- **TO BE DONE**:
Search the records for the word "assinale" and pick out every line that has it.

>> Start

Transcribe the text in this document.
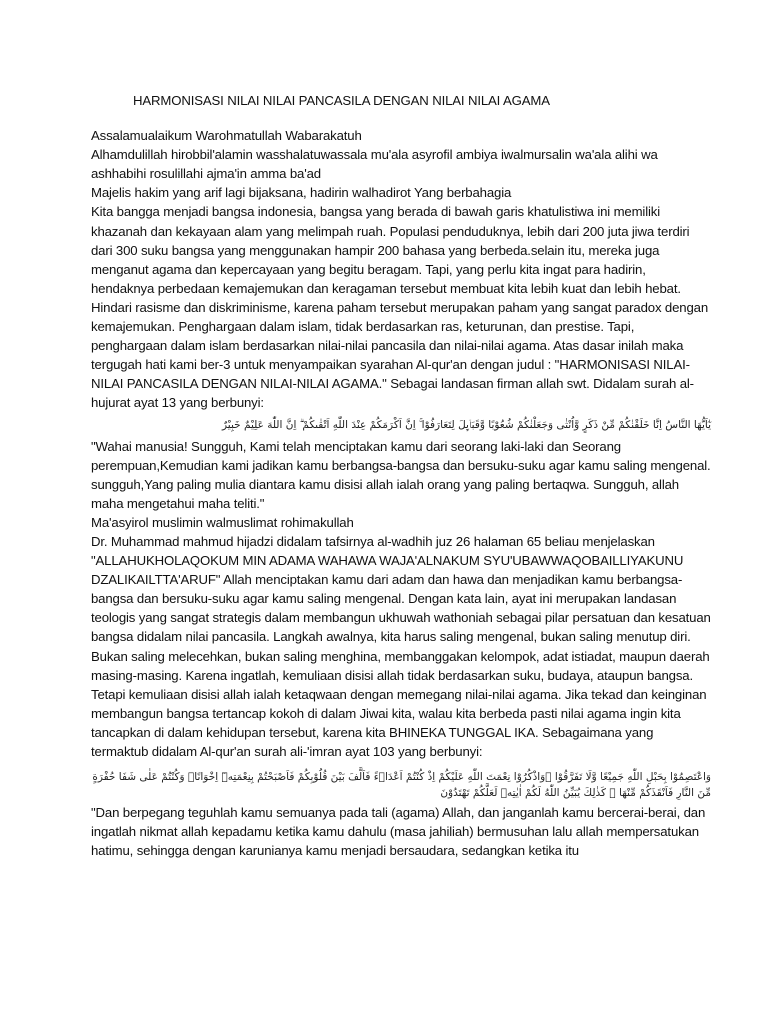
HARMONISASI NILAI NILAI PANCASILA DENGAN NILAI NILAI AGAMA

Assalamualaikum Warohmatullah Wabarakatuh

Alhamdulillah hirobbil'alamin wasshalatuwassala mu'ala asyrofil ambiya iwalmursalin wa'ala alihi wa ashhabihi rosulillahi ajma'in amma ba'ad

Majelis hakim yang arif lagi bijaksana, hadirin walhadirot Yang berbahagia

Kita bangga menjadi bangsa indonesia, bangsa yang berada di bawah garis khatulistiwa ini memiliki khazanah dan kekayaan alam yang melimpah ruah. Populasi penduduknya, lebih dari 200 juta jiwa terdiri dari 300 suku bangsa yang menggunakan hampir 200 bahasa yang berbeda.selain itu, mereka juga menganut agama dan kepercayaan yang begitu beragam. Tapi, yang perlu kita ingat para hadirin, hendaknya perbedaan kemajemukan dan keragaman tersebut membuat kita lebih kuat dan lebih hebat. Hindari rasisme dan diskriminisme, karena paham tersebut merupakan paham yang sangat paradox dengan kemajemukan. Penghargaan dalam islam, tidak berdasarkan ras, keturunan, dan prestise. Tapi, penghargaan dalam islam berdasarkan nilai-nilai pancasila dan nilai-nilai agama. Atas dasar inilah maka tergugah hati kami ber-3 untuk menyampaikan syarahan Al-qur'an dengan judul : "HARMONISASI NILAI-NILAI PANCASILA DENGAN NILAI-NILAI AGAMA." Sebagai landasan firman allah swt. Didalam surah al-hujurat ayat 13 yang berbunyi:

يٰٓاَيُّهَا النَّاسُ اِنَّا خَلَقْنٰكُمْ مِّنْ ذَكَرٍ وَّاُنْثٰى وَجَعَلْنٰكُمْ شُعُوْبًا وَّقَبَاۤىِٕلَ لِتَعَارَفُوْا ۚ اِنَّ اَكْرَمَكُمْ عِنْدَ اللّٰهِ اَتْقٰىكُمْ ۗ اِنَّ اللّٰهَ عَلِيْمٌ خَبِيْرٌ

"Wahai manusia! Sungguh, Kami telah menciptakan kamu dari seorang laki-laki dan Seorang perempuan,Kemudian kami jadikan kamu berbangsa-bangsa dan bersuku-suku agar kamu saling mengenal. sungguh,Yang paling mulia diantara kamu disisi allah ialah orang yang paling bertaqwa. Sungguh, allah maha mengetahui maha teliti."

Ma'asyirol muslimin walmuslimat rohimakullah

Dr. Muhammad mahmud hijadzi didalam tafsirnya al-wadhih juz 26 halaman 65 beliau menjelaskan "ALLAHUKHOLAQOKUM MIN ADAMA WAHAWA WAJA'ALNAKUM SYU'UBAWWAQOBAILLIYAKUNU DZALIKAILTTA'ARUF" Allah menciptakan kamu dari adam dan hawa dan menjadikan kamu berbangsa-bangsa dan bersuku-suku agar kamu saling mengenal. Dengan kata lain, ayat ini merupakan landasan teologis yang sangat strategis dalam membangun ukhuwah wathoniah sebagai pilar persatuan dan kesatuan bangsa didalam nilai pancasila. Langkah awalnya, kita harus saling mengenal, bukan saling menutup diri. Bukan saling melecehkan, bukan saling menghina, membanggakan kelompok, adat istiadat, maupun daerah masing-masing. Karena ingatlah, kemuliaan disisi allah tidak berdasarkan suku, budaya, ataupun bangsa. Tetapi kemuliaan disisi allah ialah ketaqwaan dengan memegang nilai-nilai agama. Jika tekad dan keinginan membangun bangsa tertancap kokoh di dalam Jiwai kita, walau kita berbeda pasti nilai agama ingin kita tancapkan di dalam kehidupan tersebut, karena kita BHINEKA TUNGGAL IKA. Sebagaimana yang termaktub didalam Al-qur'an surah ali-'imran ayat 103 yang berbunyi:

وَاعْتَصِمُوْا بِحَبْلِ اللّٰهِ جَمِيْعًا وَّلَا تَفَرَّقُوْا ۖوَاذْكُرُوْا نِعْمَتَ اللّٰهِ عَلَيْكُمْ اِذْ كُنْتُمْ اَعْدَاۤءً فَاَلَّفَ بَيْنَ قُلُوْبِكُمْ فَاَصْبَحْتُمْ بِنِعْمَتِهٖٓ اِخْوَانًاۚ وَكُنْتُمْ عَلٰى شَفَا حُفْرَةٍ مِّنَ النَّارِ فَاَنْقَذَكُمْ مِّنْهَا ۗ كَذٰلِكَ يُبَيِّنُ اللّٰهُ لَكُمْ اٰيٰتِهٖ لَعَلَّكُمْ تَهْتَدُوْنَ

"Dan berpegang teguhlah kamu semuanya pada tali (agama) Allah, dan janganlah kamu bercerai-berai, dan ingatlah nikmat allah kepadamu ketika kamu dahulu (masa jahiliah) bermusuhan lalu allah mempersatukan hatimu, sehingga dengan karunianya kamu menjadi bersaudara, sedangkan ketika itu
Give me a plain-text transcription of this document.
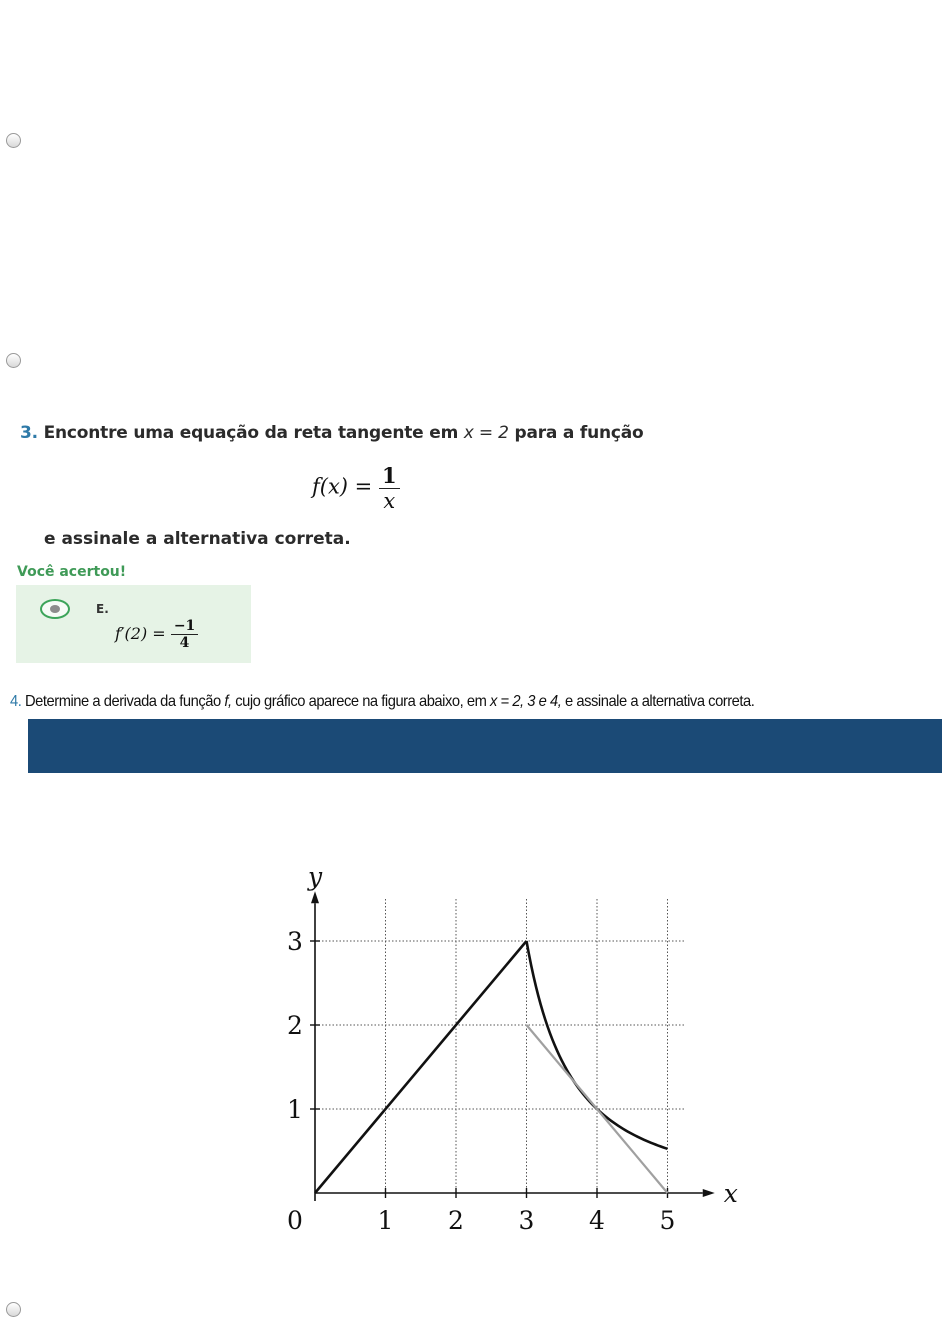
3. Encontre uma equação da reta tangente em x = 2 para a função
$f(x) = \frac{1}{x}$
e assinale a alternativa correta.
Você acertou!
E.
$f'(2) = \frac{-1}{4}$
4. Determine a derivada da função f, cujo gráfico aparece na figura abaixo, em x = 2, 3 e 4, e assinale a alternativa correta.
0	1 2 3 4 5
1
2
3
x
y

>> End

- **THE SOLUTION**:
e assinale a alternativa correta.
4. Determine a derivada da função f, cujo gráfico aparece na figura abaixo, em x = 2, 3 e 4, e assinale a alternativa correta.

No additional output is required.